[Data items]
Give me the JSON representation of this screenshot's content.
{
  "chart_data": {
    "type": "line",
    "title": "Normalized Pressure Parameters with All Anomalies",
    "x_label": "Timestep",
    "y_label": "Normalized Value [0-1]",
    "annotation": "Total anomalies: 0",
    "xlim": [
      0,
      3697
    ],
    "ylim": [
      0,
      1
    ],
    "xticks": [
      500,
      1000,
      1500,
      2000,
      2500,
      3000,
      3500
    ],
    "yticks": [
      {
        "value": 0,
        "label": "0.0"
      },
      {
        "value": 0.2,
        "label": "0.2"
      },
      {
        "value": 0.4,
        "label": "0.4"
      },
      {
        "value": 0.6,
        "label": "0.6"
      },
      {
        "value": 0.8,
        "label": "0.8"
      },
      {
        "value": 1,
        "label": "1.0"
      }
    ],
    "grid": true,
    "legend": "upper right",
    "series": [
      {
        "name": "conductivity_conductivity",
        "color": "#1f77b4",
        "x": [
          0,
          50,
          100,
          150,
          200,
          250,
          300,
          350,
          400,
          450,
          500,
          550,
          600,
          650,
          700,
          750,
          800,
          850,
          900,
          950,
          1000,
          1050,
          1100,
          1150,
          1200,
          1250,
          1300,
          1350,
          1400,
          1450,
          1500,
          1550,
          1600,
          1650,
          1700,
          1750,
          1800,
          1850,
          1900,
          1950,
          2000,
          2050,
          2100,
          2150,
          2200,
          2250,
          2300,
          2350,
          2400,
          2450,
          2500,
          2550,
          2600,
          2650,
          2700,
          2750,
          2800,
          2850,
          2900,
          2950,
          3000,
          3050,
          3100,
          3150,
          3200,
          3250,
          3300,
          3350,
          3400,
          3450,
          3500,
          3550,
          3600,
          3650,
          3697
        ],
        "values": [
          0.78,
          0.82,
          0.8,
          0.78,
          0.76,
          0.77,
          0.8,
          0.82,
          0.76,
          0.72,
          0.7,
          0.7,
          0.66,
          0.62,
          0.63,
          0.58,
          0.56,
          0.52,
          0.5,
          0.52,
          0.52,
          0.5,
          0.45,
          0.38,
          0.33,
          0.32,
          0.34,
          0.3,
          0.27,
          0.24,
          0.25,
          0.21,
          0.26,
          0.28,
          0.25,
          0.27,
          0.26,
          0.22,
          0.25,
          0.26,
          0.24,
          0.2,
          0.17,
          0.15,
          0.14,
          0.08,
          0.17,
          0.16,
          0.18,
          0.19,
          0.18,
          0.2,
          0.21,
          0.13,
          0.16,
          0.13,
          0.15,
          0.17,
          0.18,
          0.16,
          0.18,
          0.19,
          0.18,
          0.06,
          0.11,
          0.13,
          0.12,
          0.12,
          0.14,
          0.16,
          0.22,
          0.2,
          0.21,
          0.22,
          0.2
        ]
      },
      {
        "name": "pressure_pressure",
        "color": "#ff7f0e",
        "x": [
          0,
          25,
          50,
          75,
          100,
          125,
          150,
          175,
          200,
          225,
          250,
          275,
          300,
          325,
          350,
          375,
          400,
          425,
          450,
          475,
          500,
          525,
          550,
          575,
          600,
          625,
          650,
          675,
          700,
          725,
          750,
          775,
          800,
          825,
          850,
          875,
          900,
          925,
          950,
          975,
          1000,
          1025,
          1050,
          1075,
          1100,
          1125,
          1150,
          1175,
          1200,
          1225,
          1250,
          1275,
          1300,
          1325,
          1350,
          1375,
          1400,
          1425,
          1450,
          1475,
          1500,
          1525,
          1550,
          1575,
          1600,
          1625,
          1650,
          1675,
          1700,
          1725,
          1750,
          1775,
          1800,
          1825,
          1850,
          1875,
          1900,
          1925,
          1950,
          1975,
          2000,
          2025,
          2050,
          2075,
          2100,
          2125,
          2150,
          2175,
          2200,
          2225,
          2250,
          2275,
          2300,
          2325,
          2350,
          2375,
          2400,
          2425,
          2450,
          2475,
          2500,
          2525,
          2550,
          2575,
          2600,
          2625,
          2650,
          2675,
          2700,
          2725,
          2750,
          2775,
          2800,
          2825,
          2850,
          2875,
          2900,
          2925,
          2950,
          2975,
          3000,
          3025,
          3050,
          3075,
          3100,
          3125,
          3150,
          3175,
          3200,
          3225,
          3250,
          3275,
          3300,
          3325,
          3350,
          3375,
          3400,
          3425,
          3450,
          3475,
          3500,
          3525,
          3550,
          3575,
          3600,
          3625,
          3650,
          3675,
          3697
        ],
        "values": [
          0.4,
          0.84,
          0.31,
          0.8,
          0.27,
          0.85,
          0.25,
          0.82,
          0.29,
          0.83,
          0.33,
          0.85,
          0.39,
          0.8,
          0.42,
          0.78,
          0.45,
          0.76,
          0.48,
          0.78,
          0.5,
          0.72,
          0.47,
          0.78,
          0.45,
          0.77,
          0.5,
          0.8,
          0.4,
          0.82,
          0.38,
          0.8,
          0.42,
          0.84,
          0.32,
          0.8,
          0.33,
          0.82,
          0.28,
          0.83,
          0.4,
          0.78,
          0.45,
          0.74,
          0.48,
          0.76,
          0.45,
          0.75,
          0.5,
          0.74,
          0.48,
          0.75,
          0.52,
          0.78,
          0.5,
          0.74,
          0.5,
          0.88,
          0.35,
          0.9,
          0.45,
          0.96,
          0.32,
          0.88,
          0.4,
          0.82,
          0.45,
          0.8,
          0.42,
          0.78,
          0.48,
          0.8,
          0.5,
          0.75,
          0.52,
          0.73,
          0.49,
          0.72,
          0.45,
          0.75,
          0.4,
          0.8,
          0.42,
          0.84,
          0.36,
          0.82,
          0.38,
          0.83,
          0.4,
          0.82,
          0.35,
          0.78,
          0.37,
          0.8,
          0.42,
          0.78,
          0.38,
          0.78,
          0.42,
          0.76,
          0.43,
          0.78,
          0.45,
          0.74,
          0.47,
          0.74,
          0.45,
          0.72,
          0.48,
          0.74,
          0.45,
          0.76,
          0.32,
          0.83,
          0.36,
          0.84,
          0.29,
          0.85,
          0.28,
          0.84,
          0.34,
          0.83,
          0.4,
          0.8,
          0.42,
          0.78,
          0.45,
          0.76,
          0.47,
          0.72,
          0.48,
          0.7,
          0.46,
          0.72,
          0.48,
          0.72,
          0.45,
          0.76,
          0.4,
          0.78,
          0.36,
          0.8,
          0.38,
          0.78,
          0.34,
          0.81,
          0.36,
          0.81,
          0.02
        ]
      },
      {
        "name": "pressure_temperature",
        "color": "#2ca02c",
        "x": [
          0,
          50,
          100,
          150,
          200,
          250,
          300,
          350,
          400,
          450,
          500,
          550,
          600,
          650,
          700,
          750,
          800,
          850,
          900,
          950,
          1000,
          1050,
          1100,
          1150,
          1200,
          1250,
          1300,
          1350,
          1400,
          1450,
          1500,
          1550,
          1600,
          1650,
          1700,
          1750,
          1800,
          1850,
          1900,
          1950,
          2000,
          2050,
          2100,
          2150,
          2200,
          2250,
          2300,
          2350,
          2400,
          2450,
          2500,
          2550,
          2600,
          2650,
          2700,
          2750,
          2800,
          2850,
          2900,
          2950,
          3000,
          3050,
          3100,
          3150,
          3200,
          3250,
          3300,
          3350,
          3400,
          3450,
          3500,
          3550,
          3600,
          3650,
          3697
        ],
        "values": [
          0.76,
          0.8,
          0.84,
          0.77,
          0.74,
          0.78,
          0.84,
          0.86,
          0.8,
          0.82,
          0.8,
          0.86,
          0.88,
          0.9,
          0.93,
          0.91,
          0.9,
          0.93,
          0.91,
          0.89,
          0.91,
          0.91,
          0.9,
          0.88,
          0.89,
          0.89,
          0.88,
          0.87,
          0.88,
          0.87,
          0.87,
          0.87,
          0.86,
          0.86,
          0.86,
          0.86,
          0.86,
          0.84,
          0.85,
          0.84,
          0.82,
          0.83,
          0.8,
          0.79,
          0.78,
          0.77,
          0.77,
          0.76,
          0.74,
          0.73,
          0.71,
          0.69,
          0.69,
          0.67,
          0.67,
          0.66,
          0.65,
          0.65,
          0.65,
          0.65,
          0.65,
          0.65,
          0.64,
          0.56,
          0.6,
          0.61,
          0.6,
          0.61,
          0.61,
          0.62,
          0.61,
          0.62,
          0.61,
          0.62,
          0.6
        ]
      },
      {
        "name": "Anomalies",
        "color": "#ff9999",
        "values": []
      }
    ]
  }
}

## EXERCISE AIM
From the entries above, copy every line that holds the word "name".

## FULL SOLUTION
        "name": "conductivity_conductivity",
        "name": "pressure_pressure",
        "name": "pressure_temperature",
        "name": "Anomalies",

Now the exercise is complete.